--- ENTRIES PROVIDED ---

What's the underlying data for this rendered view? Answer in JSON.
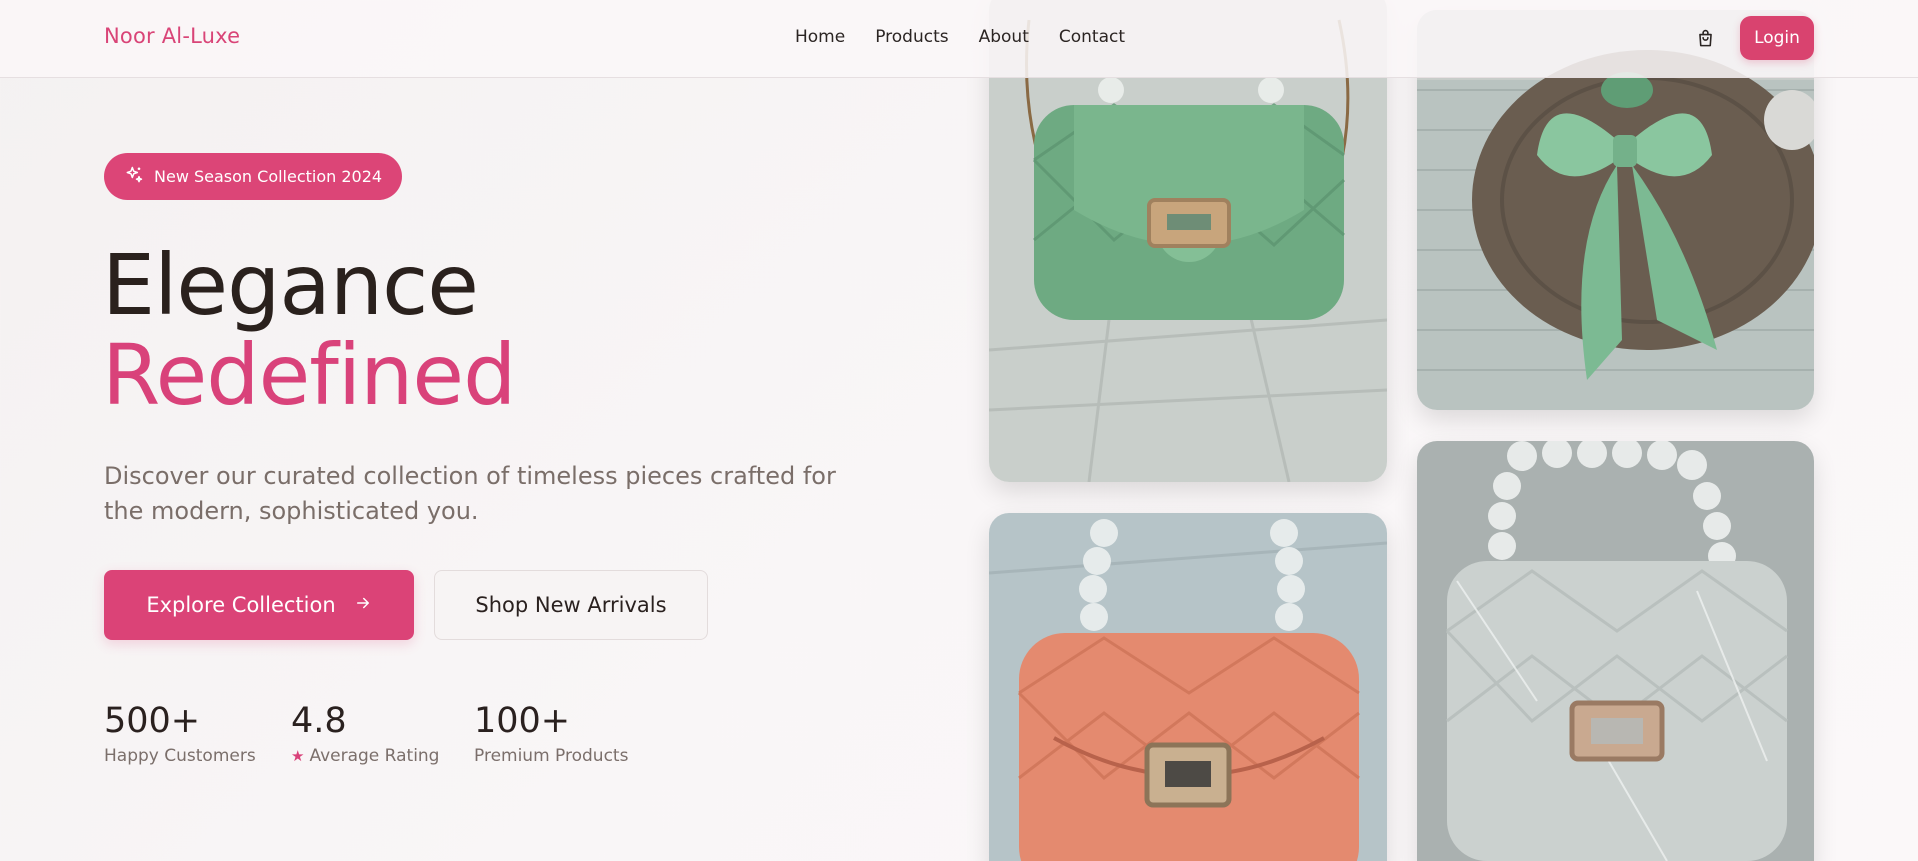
{
  "header": {
    "brand": "Noor Al-Luxe",
    "nav": [
      "Home",
      "Products",
      "About",
      "Contact"
    ],
    "cart_icon": "shopping-bag-icon",
    "login_label": "Login"
  },
  "hero": {
    "badge": "New Season Collection 2024",
    "badge_icon": "sparkles-icon",
    "headline_line1": "Elegance",
    "headline_line2": "Redefined",
    "subtext": "Discover our curated collection of timeless pieces crafted for the modern, sophisticated you.",
    "primary_button": "Explore Collection",
    "primary_icon": "arrow-right-icon",
    "secondary_button": "Shop New Arrivals"
  },
  "stats": [
    {
      "value": "500+",
      "label": "Happy Customers"
    },
    {
      "value": "4.8",
      "label": "Average Rating",
      "icon": "star-icon"
    },
    {
      "value": "100+",
      "label": "Premium Products"
    }
  ],
  "colors": {
    "accent": "#d9436f",
    "text": "#2a211f",
    "muted": "#7a6e69"
  }
}
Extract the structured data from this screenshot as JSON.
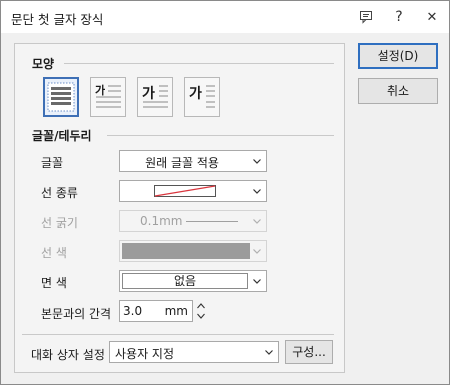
{
  "window": {
    "title": "문단 첫 글자 장식"
  },
  "titlebar": {
    "icons": [
      "chat-icon",
      "help-icon",
      "close-icon"
    ],
    "help_glyph": "?",
    "close_glyph": "✕"
  },
  "shape": {
    "label": "모양",
    "options": [
      {
        "id": "none",
        "selected": true
      },
      {
        "id": "two-lines",
        "glyph": "가"
      },
      {
        "id": "three-lines",
        "glyph": "가"
      },
      {
        "id": "margin",
        "glyph": "가"
      }
    ]
  },
  "font_border": {
    "label": "글꼴/테두리",
    "font": {
      "label": "글꼴",
      "value": "원래 글꼴 적용"
    },
    "line_type": {
      "label": "선 종류"
    },
    "line_width": {
      "label": "선 굵기",
      "value": "0.1mm",
      "disabled": true
    },
    "line_color": {
      "label": "선 색",
      "disabled": true,
      "swatch_color": "#9b9b9b"
    },
    "fill_color": {
      "label": "면 색",
      "value": "없음"
    },
    "body_gap": {
      "label": "본문과의 간격",
      "value": "3.0",
      "unit": "mm"
    }
  },
  "dialog_settings": {
    "label": "대화 상자 설정",
    "value": "사용자 지정",
    "config_button": "구성..."
  },
  "buttons": {
    "ok": "설정(D)",
    "cancel": "취소"
  },
  "colors": {
    "accent": "#2f6fc0",
    "line_red": "#d9363e"
  }
}
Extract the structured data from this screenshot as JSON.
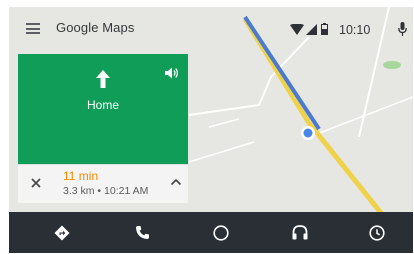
{
  "header": {
    "title": "Google Maps",
    "time": "10:10"
  },
  "navigation": {
    "destination": "Home",
    "maneuver_icon": "arrow-up-icon",
    "sound_icon": "volume-icon"
  },
  "trip": {
    "duration": "11 min",
    "detail": "3.3 km • 10:21 AM"
  },
  "dock": {
    "items": [
      {
        "name": "navigation",
        "icon": "navigation-icon"
      },
      {
        "name": "phone",
        "icon": "phone-icon"
      },
      {
        "name": "home",
        "icon": "home-circle-icon"
      },
      {
        "name": "music",
        "icon": "headphones-icon"
      },
      {
        "name": "overview",
        "icon": "clock-icon"
      }
    ]
  },
  "colors": {
    "nav_green": "#0f9d58",
    "route_blue": "#4a7bd0",
    "road_yellow": "#f0d24a",
    "eta_orange": "#f58b00",
    "dock": "#2a2f36"
  }
}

---

GIVEN REQUEST
Leave out the pictures and copy every record above exactly.

CORRECT RESULT
What's the underlying data for this rendered view? Answer in JSON.
{
  "header": {
    "brand": "Noor Al-Luxe",
    "nav": [
      "Home",
      "Products",
      "About",
      "Contact"
    ],
    "cart_icon": "shopping-bag-icon",
    "login_label": "Login"
  },
  "hero": {
    "badge": "New Season Collection 2024",
    "badge_icon": "sparkles-icon",
    "headline_line1": "Elegance",
    "headline_line2": "Redefined",
    "subtext": "Discover our curated collection of timeless pieces crafted for the modern, sophisticated you.",
    "primary_button": "Explore Collection",
    "primary_icon": "arrow-right-icon",
    "secondary_button": "Shop New Arrivals"
  },
  "stats": [
    {
      "value": "500+",
      "label": "Happy Customers"
    },
    {
      "value": "4.8",
      "label": "Average Rating",
      "icon": "star-icon"
    },
    {
      "value": "100+",
      "label": "Premium Products"
    }
  ],
  "colors": {
    "accent": "#d9436f",
    "text": "#2a211f",
    "muted": "#7a6e69"
  }
}
Extract the structured data from this screenshot as JSON.
{
  "window": {
    "title": "문단 첫 글자 장식"
  },
  "titlebar": {
    "icons": [
      "chat-icon",
      "help-icon",
      "close-icon"
    ],
    "help_glyph": "?",
    "close_glyph": "✕"
  },
  "shape": {
    "label": "모양",
    "options": [
      {
        "id": "none",
        "selected": true
      },
      {
        "id": "two-lines",
        "glyph": "가"
      },
      {
        "id": "three-lines",
        "glyph": "가"
      },
      {
        "id": "margin",
        "glyph": "가"
      }
    ]
  },
  "font_border": {
    "label": "글꼴/테두리",
    "font": {
      "label": "글꼴",
      "value": "원래 글꼴 적용"
    },
    "line_type": {
      "label": "선 종류"
    },
    "line_width": {
      "label": "선 굵기",
      "value": "0.1mm",
      "disabled": true
    },
    "line_color": {
      "label": "선 색",
      "disabled": true,
      "swatch_color": "#9b9b9b"
    },
    "fill_color": {
      "label": "면 색",
      "value": "없음"
    },
    "body_gap": {
      "label": "본문과의 간격",
      "value": "3.0",
      "unit": "mm"
    }
  },
  "dialog_settings": {
    "label": "대화 상자 설정",
    "value": "사용자 지정",
    "config_button": "구성..."
  },
  "buttons": {
    "ok": "설정(D)",
    "cancel": "취소"
  },
  "colors": {
    "accent": "#2f6fc0",
    "line_red": "#d9363e"
  }
}
Extract the structured data from this screenshot as JSON.
{
  "header": {
    "title": "Google Maps",
    "time": "10:10"
  },
  "navigation": {
    "destination": "Home",
    "maneuver_icon": "arrow-up-icon",
    "sound_icon": "volume-icon"
  },
  "trip": {
    "duration": "11 min",
    "detail": "3.3 km • 10:21 AM"
  },
  "dock": {
    "items": [
      {
        "name": "navigation",
        "icon": "navigation-icon"
      },
      {
        "name": "phone",
        "icon": "phone-icon"
      },
      {
        "name": "home",
        "icon": "home-circle-icon"
      },
      {
        "name": "music",
        "icon": "headphones-icon"
      },
      {
        "name": "overview",
        "icon": "clock-icon"
      }
    ]
  },
  "colors": {
    "nav_green": "#0f9d58",
    "route_blue": "#4a7bd0",
    "road_yellow": "#f0d24a",
    "eta_orange": "#f58b00",
    "dock": "#2a2f36"
  }
}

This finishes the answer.